### What is expected
Only the number is wanted: how many lines contain the string "武汉大学"?

### Extracted material
'''
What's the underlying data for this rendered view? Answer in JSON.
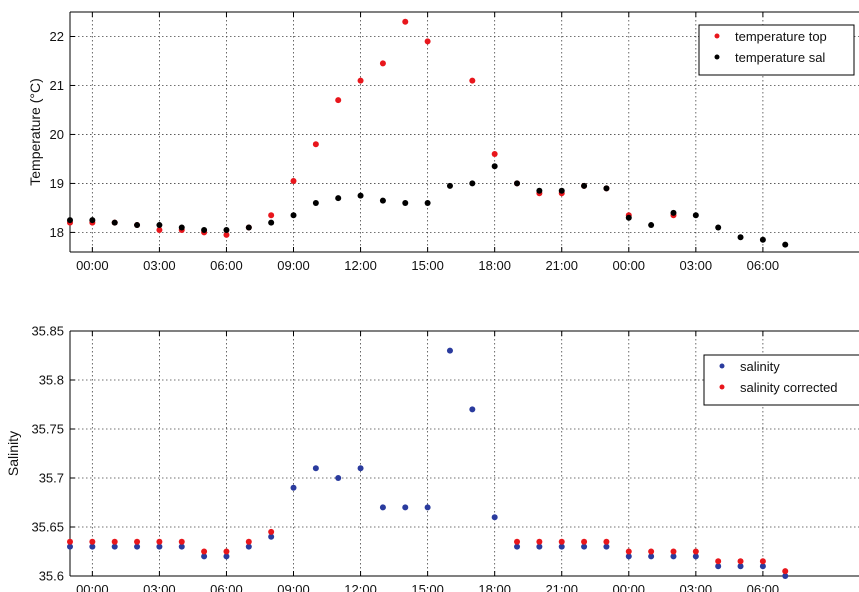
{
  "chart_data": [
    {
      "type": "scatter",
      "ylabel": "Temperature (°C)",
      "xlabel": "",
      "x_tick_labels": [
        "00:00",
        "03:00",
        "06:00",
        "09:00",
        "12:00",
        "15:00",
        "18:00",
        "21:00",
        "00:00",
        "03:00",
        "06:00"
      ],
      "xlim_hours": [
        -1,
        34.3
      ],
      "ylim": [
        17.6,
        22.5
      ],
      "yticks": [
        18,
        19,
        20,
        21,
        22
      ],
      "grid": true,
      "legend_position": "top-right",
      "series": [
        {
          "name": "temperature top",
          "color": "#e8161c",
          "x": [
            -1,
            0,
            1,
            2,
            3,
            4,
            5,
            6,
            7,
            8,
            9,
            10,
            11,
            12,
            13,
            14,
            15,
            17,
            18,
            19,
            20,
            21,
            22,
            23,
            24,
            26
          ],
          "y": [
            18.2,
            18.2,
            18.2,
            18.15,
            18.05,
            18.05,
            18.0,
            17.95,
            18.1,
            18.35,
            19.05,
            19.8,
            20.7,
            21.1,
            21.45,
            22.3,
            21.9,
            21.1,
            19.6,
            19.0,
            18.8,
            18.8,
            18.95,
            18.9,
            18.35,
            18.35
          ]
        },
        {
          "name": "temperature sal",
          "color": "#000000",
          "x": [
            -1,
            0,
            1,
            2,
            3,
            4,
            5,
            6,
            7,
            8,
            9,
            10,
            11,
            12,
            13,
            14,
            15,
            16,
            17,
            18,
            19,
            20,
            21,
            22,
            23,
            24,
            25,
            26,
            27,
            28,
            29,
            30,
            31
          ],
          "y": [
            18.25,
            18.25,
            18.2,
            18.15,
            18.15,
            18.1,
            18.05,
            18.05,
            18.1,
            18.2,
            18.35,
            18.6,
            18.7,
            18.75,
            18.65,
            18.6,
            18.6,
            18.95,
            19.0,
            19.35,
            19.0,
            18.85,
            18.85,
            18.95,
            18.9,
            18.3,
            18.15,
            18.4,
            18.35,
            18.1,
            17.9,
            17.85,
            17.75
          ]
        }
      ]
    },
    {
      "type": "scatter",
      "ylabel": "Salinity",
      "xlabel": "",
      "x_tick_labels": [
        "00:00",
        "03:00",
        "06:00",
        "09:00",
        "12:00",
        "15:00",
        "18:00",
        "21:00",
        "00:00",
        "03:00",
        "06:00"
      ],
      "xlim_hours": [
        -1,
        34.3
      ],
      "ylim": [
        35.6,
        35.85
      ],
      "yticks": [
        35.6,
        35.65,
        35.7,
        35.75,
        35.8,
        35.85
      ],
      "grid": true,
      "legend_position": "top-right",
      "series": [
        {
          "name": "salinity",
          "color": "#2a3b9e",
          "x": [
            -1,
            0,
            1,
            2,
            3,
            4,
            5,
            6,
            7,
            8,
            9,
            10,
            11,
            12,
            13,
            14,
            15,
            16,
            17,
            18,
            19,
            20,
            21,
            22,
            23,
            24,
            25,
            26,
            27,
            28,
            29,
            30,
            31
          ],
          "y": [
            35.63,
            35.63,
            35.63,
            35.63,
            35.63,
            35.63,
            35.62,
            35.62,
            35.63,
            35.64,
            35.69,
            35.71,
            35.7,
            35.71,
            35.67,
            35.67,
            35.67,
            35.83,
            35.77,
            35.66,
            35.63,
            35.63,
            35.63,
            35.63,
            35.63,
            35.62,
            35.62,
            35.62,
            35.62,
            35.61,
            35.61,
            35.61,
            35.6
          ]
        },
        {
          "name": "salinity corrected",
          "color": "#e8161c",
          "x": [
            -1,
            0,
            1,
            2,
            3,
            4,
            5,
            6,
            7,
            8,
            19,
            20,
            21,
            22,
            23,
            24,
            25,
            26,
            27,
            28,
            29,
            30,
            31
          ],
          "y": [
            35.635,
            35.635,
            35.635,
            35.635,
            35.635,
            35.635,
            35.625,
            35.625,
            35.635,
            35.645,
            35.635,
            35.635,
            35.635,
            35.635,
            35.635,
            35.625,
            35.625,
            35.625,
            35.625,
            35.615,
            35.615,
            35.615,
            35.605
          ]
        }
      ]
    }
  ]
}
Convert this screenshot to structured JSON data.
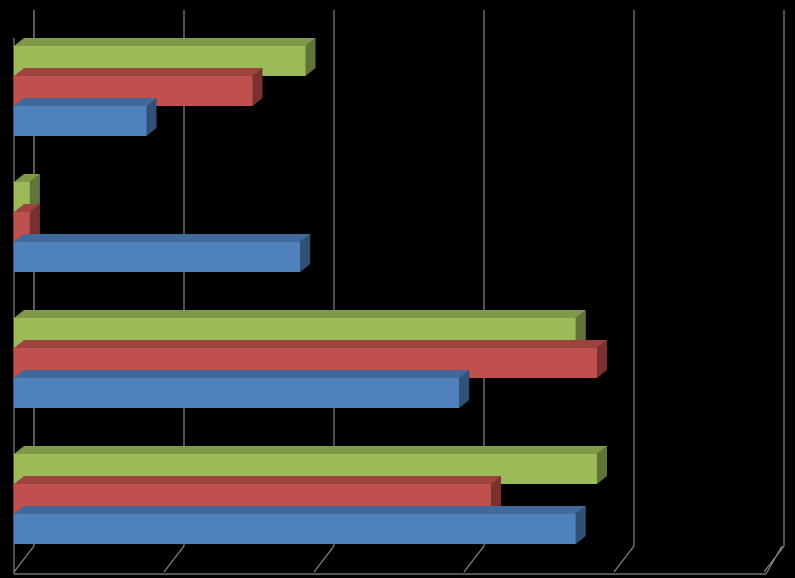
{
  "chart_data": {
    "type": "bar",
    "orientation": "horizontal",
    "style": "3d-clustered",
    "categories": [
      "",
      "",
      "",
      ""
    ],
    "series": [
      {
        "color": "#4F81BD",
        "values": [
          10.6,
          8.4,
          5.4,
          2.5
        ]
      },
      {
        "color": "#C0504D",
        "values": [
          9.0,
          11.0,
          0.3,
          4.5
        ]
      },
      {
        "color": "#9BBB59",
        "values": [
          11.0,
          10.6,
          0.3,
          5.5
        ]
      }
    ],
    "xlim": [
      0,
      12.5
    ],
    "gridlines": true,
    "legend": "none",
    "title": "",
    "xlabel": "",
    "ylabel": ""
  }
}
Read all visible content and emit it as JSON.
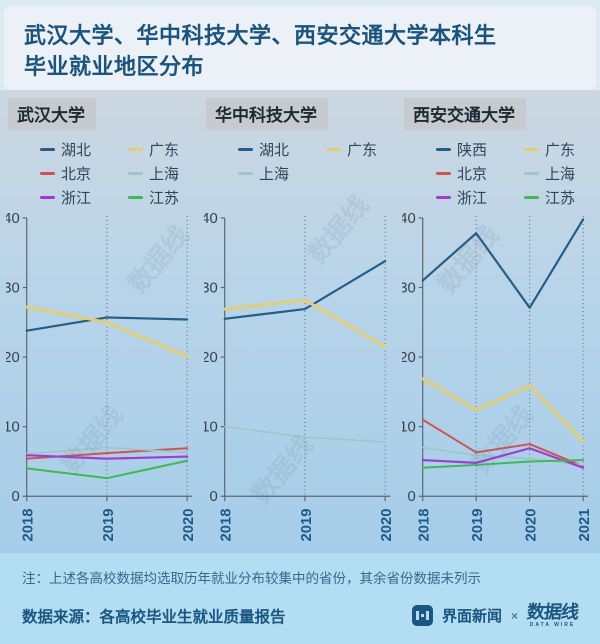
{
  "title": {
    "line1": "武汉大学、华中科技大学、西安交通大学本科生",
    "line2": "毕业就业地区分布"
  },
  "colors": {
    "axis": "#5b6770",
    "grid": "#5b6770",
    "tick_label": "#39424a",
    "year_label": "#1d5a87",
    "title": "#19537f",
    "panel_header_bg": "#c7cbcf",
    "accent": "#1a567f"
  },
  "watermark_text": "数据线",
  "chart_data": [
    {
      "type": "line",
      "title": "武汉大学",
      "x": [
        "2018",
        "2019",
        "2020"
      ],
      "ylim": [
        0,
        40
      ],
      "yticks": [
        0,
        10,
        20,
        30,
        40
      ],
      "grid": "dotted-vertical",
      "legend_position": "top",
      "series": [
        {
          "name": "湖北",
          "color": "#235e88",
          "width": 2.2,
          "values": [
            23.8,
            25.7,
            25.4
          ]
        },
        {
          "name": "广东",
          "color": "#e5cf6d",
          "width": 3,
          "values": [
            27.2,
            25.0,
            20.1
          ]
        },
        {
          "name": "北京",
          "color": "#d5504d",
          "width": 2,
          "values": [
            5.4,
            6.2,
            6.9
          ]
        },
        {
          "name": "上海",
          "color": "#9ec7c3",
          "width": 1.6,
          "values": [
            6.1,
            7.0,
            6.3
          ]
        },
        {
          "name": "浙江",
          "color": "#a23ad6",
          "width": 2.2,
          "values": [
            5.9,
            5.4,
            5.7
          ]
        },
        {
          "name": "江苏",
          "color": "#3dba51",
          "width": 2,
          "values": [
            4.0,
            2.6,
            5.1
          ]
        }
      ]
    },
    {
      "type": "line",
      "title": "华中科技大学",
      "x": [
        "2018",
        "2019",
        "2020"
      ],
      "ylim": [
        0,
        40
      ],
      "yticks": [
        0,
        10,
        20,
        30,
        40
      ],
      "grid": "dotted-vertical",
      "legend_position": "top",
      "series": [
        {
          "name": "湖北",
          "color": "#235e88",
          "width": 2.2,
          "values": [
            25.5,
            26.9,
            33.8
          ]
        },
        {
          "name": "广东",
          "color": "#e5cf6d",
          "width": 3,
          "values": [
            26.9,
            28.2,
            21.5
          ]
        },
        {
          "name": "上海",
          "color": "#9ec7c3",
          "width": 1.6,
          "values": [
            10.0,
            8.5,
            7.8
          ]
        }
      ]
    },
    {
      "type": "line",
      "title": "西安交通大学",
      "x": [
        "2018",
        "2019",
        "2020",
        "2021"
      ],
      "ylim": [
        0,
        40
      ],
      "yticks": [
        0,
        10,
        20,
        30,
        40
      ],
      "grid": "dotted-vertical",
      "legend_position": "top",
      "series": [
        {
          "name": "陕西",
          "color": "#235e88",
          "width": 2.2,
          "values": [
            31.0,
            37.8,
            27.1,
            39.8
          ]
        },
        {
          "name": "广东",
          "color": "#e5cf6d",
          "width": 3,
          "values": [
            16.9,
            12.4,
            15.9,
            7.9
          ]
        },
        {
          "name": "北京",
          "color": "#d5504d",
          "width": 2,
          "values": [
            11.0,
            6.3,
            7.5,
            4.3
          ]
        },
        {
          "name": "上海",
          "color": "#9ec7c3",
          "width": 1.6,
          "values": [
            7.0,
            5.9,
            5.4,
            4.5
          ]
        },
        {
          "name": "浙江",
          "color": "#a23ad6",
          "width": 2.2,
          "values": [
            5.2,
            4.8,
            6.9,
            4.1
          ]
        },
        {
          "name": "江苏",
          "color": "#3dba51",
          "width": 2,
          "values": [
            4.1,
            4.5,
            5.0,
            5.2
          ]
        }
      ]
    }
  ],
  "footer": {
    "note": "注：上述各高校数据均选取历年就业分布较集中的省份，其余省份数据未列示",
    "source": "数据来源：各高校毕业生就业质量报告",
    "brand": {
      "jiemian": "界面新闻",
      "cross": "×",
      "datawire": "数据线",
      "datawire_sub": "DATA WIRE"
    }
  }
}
'''
### Written response
2